— Source data —
================
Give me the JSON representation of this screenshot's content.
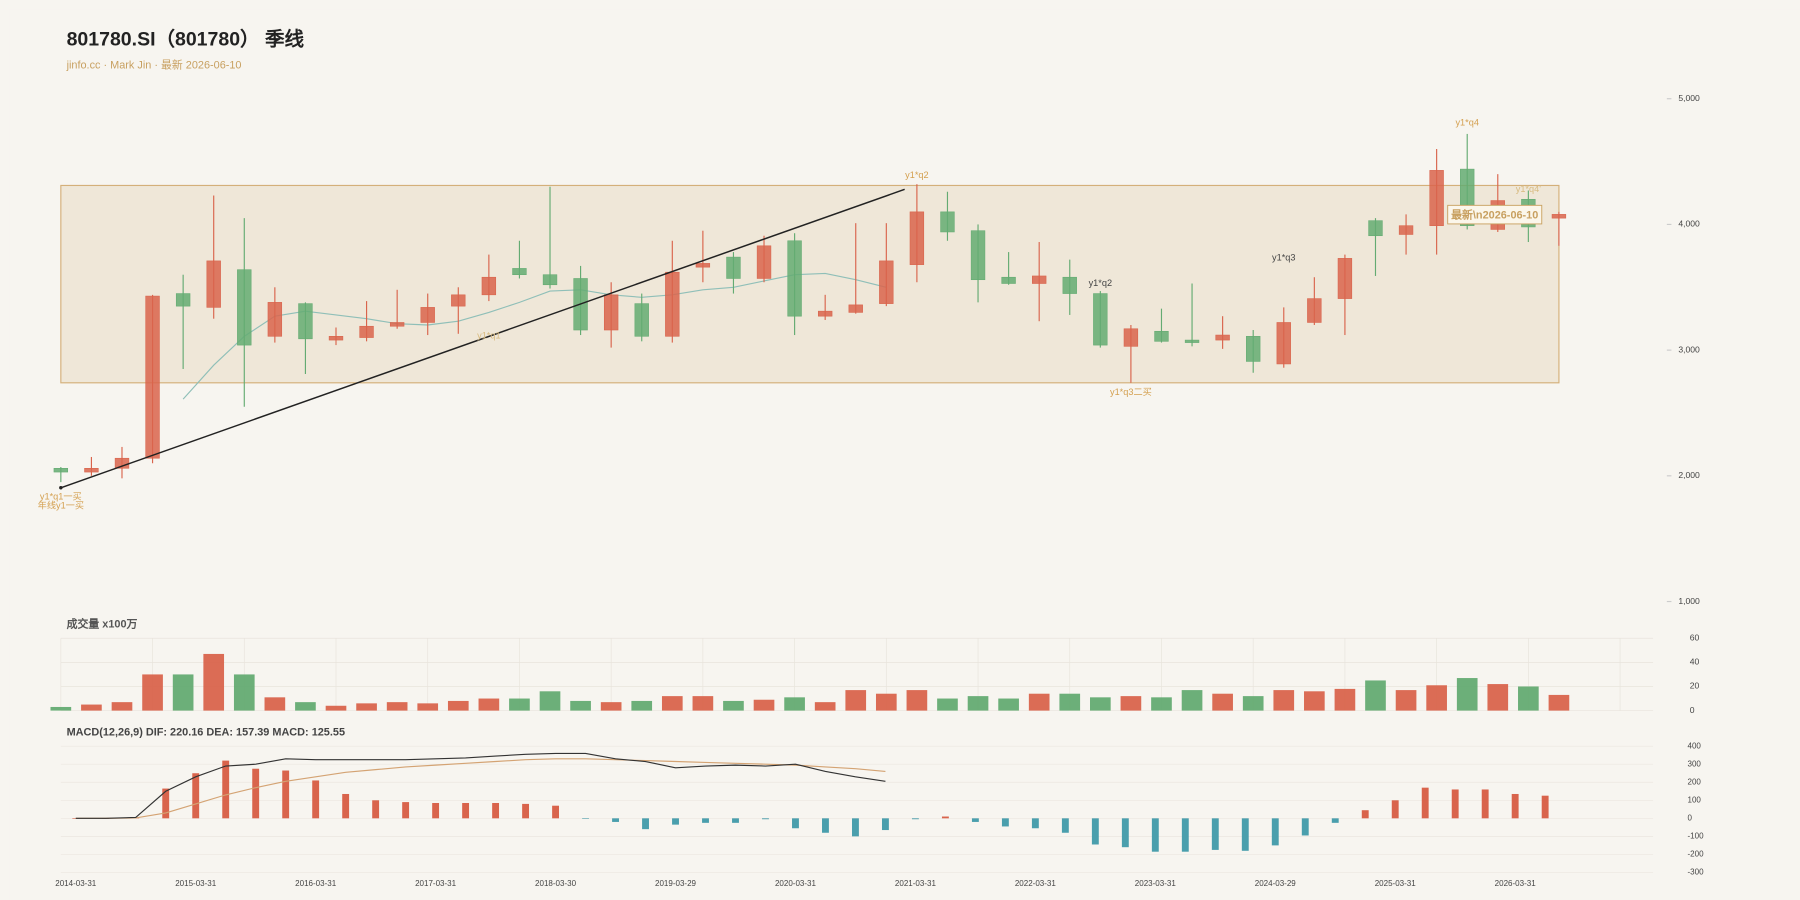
{
  "chart_data": [
    {
      "type": "candlestick",
      "title": "801780.SI（801780） 季线",
      "subtitle": "jinfo.cc · Mark Jin · 最新 2026-06-10",
      "open": [
        2060,
        2030,
        2060,
        2140,
        3450,
        3340,
        3640,
        3110,
        3370,
        3080,
        3100,
        3190,
        3220,
        3350,
        3440,
        3650,
        3600,
        3570,
        3160,
        3370,
        3110,
        3660,
        3740,
        3570,
        3870,
        3270,
        3300,
        3370,
        3680,
        4100,
        3950,
        3580,
        3530,
        3580,
        3450,
        3030,
        3150,
        3080,
        3080,
        3110,
        2890,
        3220,
        3410,
        4030,
        3920,
        3990,
        4440,
        3960,
        4200,
        4050
      ],
      "high": [
        2070,
        2150,
        2230,
        3440,
        3600,
        4230,
        4050,
        3500,
        3380,
        3180,
        3390,
        3480,
        3450,
        3500,
        3760,
        3870,
        4300,
        3670,
        3540,
        3450,
        3870,
        3950,
        3780,
        3910,
        3930,
        3440,
        4010,
        4010,
        4320,
        4260,
        4000,
        3780,
        3860,
        3720,
        3470,
        3200,
        3330,
        3530,
        3270,
        3160,
        3340,
        3580,
        3760,
        4050,
        4080,
        4600,
        4720,
        4400,
        4270,
        4100
      ],
      "low": [
        1950,
        2000,
        1980,
        2100,
        2850,
        3250,
        2550,
        3060,
        2810,
        3040,
        3070,
        3170,
        3120,
        3130,
        3390,
        3570,
        3490,
        3120,
        3020,
        3070,
        3060,
        3540,
        3450,
        3540,
        3120,
        3240,
        3290,
        3350,
        3540,
        3870,
        3380,
        3520,
        3230,
        3280,
        3020,
        2740,
        3060,
        3030,
        3010,
        2820,
        2860,
        3200,
        3120,
        3590,
        3760,
        3760,
        3960,
        3940,
        3860,
        3830
      ],
      "close": [
        2030,
        2060,
        2140,
        3430,
        3350,
        3710,
        3040,
        3380,
        3090,
        3110,
        3190,
        3220,
        3340,
        3440,
        3580,
        3600,
        3520,
        3160,
        3440,
        3110,
        3620,
        3690,
        3570,
        3830,
        3270,
        3310,
        3360,
        3710,
        4100,
        3940,
        3560,
        3530,
        3590,
        3450,
        3040,
        3170,
        3070,
        3060,
        3120,
        2910,
        3220,
        3410,
        3730,
        3910,
        3990,
        4430,
        3990,
        4190,
        3980,
        4080
      ],
      "up_color": "#d9644c",
      "down_color": "#64ab72",
      "ylim": [
        1000,
        5000
      ],
      "yticks": [
        {
          "value": 1000,
          "label": "1,000"
        },
        {
          "value": 2000,
          "label": "2,000"
        },
        {
          "value": 3000,
          "label": "3,000"
        },
        {
          "value": 4000,
          "label": "4,000"
        },
        {
          "value": 5000,
          "label": "5,000"
        }
      ],
      "ma": {
        "color": "#8fbfb8",
        "values": [
          null,
          null,
          null,
          null,
          2610,
          2880,
          3110,
          3270,
          3310,
          3280,
          3250,
          3210,
          3200,
          3230,
          3300,
          3380,
          3470,
          3480,
          3440,
          3420,
          3440,
          3480,
          3500,
          3550,
          3600,
          3610,
          3560,
          3500,
          null,
          null,
          null,
          null,
          null,
          null,
          null,
          null,
          null,
          null,
          null,
          null,
          null,
          null,
          null,
          null,
          null,
          null,
          null,
          null,
          null,
          null
        ]
      },
      "zone": {
        "low": 2740,
        "high": 4310,
        "color": "#d4b07a"
      },
      "trend_line": {
        "from": {
          "x": 0,
          "y": 1905
        },
        "to": {
          "x": 27.6,
          "y": 4279
        },
        "color": "#222222"
      },
      "annotations": [
        {
          "text": "y1*q1一买",
          "x": 0,
          "y": 1832,
          "color": "#d4a050"
        },
        {
          "text": "年线y1一买",
          "x": 0,
          "y": 1759,
          "color": "#d4a050"
        },
        {
          "text": "y1*q2",
          "x": 28,
          "y": 4388,
          "color": "#d4a050"
        },
        {
          "text": "y1*q1",
          "x": 14,
          "y": 3110,
          "color": "#d8bb80"
        },
        {
          "text": "y1*q2",
          "x": 34,
          "y": 3530,
          "color": "#444444"
        },
        {
          "text": "y1*q3",
          "x": 40,
          "y": 3731,
          "color": "#444444"
        },
        {
          "text": "y1*q3二买",
          "x": 35,
          "y": 2663,
          "color": "#d4a050"
        },
        {
          "text": "y1*q4",
          "x": 46,
          "y": 4808,
          "color": "#d4a050"
        },
        {
          "text": "y1*q4'",
          "x": 48,
          "y": 4279,
          "color": "#d8bb80"
        },
        {
          "text": "最新\\n2026-06-10",
          "x": 46.9,
          "y": 4069,
          "color": "#c8a060",
          "box": true
        }
      ]
    },
    {
      "type": "bar",
      "title": "成交量 x100万",
      "values": [
        3,
        5,
        7,
        30,
        30,
        47,
        30,
        11,
        7,
        4,
        6,
        7,
        6,
        8,
        10,
        10,
        16,
        8,
        7,
        8,
        12,
        12,
        8,
        9,
        11,
        7,
        17,
        14,
        17,
        10,
        12,
        10,
        14,
        14,
        11,
        12,
        11,
        17,
        14,
        12,
        17,
        16,
        18,
        25,
        17,
        21,
        27,
        22,
        20,
        13
      ],
      "ylim": [
        0,
        60
      ],
      "yticks": [
        0,
        20,
        40,
        60
      ],
      "grid": true
    },
    {
      "type": "macd",
      "title": "MACD(12,26,9) DIF: 220.16 DEA: 157.39 MACD: 125.55",
      "categories": [
        "2014-03-31",
        null,
        null,
        null,
        "2015-03-31",
        null,
        null,
        null,
        "2016-03-31",
        null,
        null,
        null,
        "2017-03-31",
        null,
        null,
        null,
        "2018-03-30",
        null,
        null,
        null,
        "2019-03-29",
        null,
        null,
        null,
        "2020-03-31",
        null,
        null,
        null,
        "2021-03-31",
        null,
        null,
        null,
        "2022-03-31",
        null,
        null,
        null,
        "2023-03-31",
        null,
        null,
        null,
        "2024-03-29",
        null,
        null,
        null,
        "2025-03-31",
        null,
        null,
        null,
        "2026-03-31",
        null
      ],
      "dif": {
        "color": "#333333",
        "values": [
          0,
          0,
          5,
          150,
          230,
          290,
          300,
          330,
          325,
          325,
          325,
          325,
          330,
          335,
          345,
          355,
          360,
          360,
          330,
          315,
          280,
          290,
          295,
          290,
          300,
          260,
          230,
          205,
          null,
          null,
          null,
          null,
          null,
          null,
          null,
          null,
          null,
          null,
          null,
          null,
          null,
          null,
          null,
          null,
          null,
          null,
          null,
          null,
          null,
          null
        ]
      },
      "dea": {
        "color": "#d4a373",
        "values": [
          0,
          0,
          2,
          30,
          80,
          130,
          170,
          205,
          230,
          255,
          270,
          285,
          295,
          305,
          315,
          325,
          330,
          330,
          325,
          320,
          315,
          310,
          305,
          300,
          295,
          285,
          275,
          260,
          null,
          null,
          null,
          null,
          null,
          null,
          null,
          null,
          null,
          null,
          null,
          null,
          null,
          null,
          null,
          null,
          null,
          null,
          null,
          null,
          null,
          null
        ]
      },
      "macd": {
        "up_color": "#d9644c",
        "down_color": "#4a9fad",
        "values": [
          0,
          0,
          3,
          165,
          250,
          320,
          275,
          265,
          210,
          135,
          100,
          90,
          85,
          85,
          85,
          80,
          70,
          -2,
          -20,
          -60,
          -35,
          -25,
          -25,
          -5,
          -55,
          -80,
          -100,
          -65,
          -5,
          10,
          -20,
          -45,
          -55,
          -80,
          -145,
          -160,
          -185,
          -185,
          -175,
          -180,
          -150,
          -95,
          -25,
          45,
          100,
          170,
          160,
          160,
          135,
          125.55
        ]
      },
      "ylim": [
        -300,
        400
      ],
      "yticks": [
        -300,
        -200,
        -100,
        0,
        100,
        200,
        300,
        400
      ],
      "grid": true
    }
  ]
}
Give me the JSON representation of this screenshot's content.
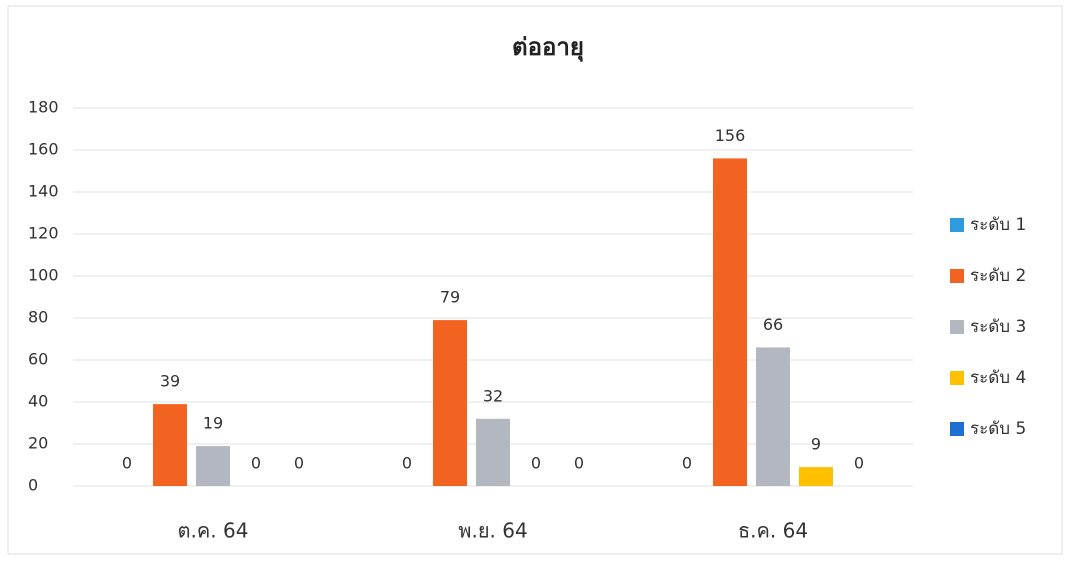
{
  "chart_data": {
    "type": "bar",
    "title": "ต่ออายุ",
    "categories": [
      "ต.ค. 64",
      "พ.ย. 64",
      "ธ.ค. 64"
    ],
    "series": [
      {
        "name": "ระดับ 1",
        "color": "#2e9be0",
        "values": [
          0,
          0,
          0
        ]
      },
      {
        "name": "ระดับ 2",
        "color": "#f26322",
        "values": [
          39,
          79,
          156
        ]
      },
      {
        "name": "ระดับ 3",
        "color": "#b3b7c0",
        "values": [
          19,
          32,
          66
        ]
      },
      {
        "name": "ระดับ 4",
        "color": "#ffc000",
        "values": [
          0,
          0,
          9
        ]
      },
      {
        "name": "ระดับ 5",
        "color": "#1f6fd1",
        "values": [
          0,
          0,
          0
        ]
      }
    ],
    "ylim": [
      0,
      180
    ],
    "yticks": [
      0,
      20,
      40,
      60,
      80,
      100,
      120,
      140,
      160,
      180
    ],
    "grid": true,
    "legend": "right"
  }
}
================
In the records above, find each line that holds the word "true"; copy all such lines.

— Answer to this task —
          "box": true
      "grid": true
      "grid": true
    "grid": true,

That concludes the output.